Collect from the data below each line with "pattern".

-- Begin Input --

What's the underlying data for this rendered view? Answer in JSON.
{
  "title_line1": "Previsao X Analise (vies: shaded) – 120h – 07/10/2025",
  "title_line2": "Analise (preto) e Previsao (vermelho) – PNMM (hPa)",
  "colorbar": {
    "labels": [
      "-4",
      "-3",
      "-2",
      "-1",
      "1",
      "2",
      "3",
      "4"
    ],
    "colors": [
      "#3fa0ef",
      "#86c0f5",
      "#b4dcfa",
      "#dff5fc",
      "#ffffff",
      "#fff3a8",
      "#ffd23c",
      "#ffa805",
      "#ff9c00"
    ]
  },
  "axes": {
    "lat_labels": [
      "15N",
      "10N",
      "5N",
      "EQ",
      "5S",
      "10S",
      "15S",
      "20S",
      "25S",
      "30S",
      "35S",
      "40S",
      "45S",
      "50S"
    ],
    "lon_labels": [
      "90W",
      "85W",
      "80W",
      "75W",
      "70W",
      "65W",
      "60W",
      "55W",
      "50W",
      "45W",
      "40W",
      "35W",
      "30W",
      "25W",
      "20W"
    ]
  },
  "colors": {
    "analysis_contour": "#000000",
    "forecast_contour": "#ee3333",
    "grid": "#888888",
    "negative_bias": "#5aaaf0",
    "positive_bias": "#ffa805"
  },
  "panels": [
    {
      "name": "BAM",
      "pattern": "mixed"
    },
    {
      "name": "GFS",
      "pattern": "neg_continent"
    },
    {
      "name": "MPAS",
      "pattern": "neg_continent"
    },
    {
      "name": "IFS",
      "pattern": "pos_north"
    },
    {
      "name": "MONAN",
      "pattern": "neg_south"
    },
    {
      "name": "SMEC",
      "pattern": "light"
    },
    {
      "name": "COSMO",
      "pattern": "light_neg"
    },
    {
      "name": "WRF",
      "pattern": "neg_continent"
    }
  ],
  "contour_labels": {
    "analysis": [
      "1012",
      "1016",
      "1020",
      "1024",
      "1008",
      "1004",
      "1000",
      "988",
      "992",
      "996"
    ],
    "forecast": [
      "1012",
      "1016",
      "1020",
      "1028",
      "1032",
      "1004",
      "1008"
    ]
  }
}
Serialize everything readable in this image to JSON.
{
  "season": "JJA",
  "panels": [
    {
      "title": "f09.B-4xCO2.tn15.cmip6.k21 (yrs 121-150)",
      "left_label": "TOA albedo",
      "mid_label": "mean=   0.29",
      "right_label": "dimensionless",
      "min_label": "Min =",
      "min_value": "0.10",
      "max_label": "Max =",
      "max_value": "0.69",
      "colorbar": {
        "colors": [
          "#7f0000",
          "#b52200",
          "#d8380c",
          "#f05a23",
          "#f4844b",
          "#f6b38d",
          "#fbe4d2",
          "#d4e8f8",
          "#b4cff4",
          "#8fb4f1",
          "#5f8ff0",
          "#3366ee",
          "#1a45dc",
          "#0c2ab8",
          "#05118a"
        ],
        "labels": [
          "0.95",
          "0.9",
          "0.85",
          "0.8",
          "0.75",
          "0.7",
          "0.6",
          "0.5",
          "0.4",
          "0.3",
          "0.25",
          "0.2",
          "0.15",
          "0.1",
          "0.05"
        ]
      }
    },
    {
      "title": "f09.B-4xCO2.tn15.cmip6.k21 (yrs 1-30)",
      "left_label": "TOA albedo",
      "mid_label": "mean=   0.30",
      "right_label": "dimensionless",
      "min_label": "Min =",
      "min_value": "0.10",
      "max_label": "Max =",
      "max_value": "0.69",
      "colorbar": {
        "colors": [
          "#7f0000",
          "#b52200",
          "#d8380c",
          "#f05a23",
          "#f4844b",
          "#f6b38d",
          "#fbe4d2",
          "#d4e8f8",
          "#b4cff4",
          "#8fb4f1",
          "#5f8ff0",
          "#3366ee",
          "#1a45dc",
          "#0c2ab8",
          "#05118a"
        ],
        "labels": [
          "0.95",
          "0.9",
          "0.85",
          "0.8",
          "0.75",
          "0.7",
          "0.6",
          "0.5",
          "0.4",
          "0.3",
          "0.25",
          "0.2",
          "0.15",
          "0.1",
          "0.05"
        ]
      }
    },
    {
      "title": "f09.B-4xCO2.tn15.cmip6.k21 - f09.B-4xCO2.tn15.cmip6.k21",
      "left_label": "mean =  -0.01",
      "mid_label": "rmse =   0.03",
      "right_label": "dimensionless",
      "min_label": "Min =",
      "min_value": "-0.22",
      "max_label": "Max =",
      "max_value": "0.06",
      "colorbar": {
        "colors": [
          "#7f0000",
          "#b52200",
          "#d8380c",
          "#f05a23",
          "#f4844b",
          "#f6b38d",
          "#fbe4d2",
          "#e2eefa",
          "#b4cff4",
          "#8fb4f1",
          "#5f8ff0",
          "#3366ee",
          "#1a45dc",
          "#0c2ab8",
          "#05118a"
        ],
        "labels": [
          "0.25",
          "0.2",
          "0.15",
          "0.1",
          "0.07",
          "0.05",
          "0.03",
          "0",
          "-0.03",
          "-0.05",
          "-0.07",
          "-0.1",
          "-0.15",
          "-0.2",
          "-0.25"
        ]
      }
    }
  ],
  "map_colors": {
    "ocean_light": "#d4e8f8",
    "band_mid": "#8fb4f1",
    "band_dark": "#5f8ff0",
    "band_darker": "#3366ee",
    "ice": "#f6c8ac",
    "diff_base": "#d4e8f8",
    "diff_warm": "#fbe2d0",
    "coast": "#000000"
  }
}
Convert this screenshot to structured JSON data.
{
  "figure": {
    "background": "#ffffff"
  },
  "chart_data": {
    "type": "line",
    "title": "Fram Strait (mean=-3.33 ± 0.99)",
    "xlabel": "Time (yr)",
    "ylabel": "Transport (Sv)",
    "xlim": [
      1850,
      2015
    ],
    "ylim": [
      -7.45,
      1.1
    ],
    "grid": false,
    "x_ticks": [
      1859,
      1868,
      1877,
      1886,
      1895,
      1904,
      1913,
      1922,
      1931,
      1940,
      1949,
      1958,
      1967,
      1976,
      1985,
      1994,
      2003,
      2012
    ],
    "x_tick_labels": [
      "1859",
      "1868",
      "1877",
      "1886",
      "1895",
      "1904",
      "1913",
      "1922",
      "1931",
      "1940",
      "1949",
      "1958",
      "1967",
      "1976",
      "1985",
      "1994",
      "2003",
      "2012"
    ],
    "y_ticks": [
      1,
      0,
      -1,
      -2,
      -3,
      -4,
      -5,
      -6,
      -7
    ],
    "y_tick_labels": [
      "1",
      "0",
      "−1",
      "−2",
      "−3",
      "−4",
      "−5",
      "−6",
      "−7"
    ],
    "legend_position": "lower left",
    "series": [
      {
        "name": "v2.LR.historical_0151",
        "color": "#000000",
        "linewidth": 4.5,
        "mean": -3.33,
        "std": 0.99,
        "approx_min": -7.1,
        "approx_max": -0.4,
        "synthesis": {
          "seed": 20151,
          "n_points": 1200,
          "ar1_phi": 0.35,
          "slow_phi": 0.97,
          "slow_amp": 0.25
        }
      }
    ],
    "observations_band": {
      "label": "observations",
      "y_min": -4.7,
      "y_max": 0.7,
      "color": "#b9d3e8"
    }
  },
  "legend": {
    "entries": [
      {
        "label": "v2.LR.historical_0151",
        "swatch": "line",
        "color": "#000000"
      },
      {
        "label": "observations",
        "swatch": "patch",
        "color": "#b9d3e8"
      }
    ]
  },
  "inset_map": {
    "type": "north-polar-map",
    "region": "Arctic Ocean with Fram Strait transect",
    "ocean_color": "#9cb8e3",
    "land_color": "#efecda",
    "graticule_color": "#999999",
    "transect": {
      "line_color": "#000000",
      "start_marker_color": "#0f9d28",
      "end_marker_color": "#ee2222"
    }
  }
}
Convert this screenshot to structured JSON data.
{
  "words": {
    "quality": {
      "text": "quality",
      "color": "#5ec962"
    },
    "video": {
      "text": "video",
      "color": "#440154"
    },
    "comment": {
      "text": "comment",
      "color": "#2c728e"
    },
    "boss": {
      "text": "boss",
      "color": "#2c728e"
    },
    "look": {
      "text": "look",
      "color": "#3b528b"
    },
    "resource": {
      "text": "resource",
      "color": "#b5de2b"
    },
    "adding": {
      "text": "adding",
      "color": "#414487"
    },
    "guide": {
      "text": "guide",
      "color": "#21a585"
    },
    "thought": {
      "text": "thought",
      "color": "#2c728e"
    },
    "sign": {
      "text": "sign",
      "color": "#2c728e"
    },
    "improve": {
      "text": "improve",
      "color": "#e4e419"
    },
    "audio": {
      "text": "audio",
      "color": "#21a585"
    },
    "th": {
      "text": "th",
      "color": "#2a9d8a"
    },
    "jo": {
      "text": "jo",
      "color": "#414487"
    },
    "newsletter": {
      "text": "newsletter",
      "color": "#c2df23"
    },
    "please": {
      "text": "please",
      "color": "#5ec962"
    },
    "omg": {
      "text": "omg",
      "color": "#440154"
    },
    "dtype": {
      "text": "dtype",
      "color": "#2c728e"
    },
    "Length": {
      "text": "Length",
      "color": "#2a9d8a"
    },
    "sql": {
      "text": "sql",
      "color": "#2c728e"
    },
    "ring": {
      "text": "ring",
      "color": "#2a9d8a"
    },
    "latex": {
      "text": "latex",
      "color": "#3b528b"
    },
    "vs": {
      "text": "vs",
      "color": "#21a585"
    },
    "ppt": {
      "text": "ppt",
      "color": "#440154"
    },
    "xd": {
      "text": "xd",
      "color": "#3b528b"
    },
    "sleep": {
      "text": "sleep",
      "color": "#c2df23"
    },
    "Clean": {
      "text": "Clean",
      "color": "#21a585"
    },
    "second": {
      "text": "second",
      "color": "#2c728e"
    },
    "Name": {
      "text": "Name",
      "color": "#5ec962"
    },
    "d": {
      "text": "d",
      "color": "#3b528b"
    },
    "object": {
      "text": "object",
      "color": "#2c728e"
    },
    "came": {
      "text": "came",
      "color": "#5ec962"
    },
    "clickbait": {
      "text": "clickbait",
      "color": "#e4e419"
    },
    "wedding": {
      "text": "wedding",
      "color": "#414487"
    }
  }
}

-- End Input --

▶ **Exercise result**
      "pattern": "mixed"
      "pattern": "neg_continent"
      "pattern": "neg_continent"
      "pattern": "pos_north"
      "pattern": "neg_south"
      "pattern": "light"
      "pattern": "light_neg"
      "pattern": "neg_continent"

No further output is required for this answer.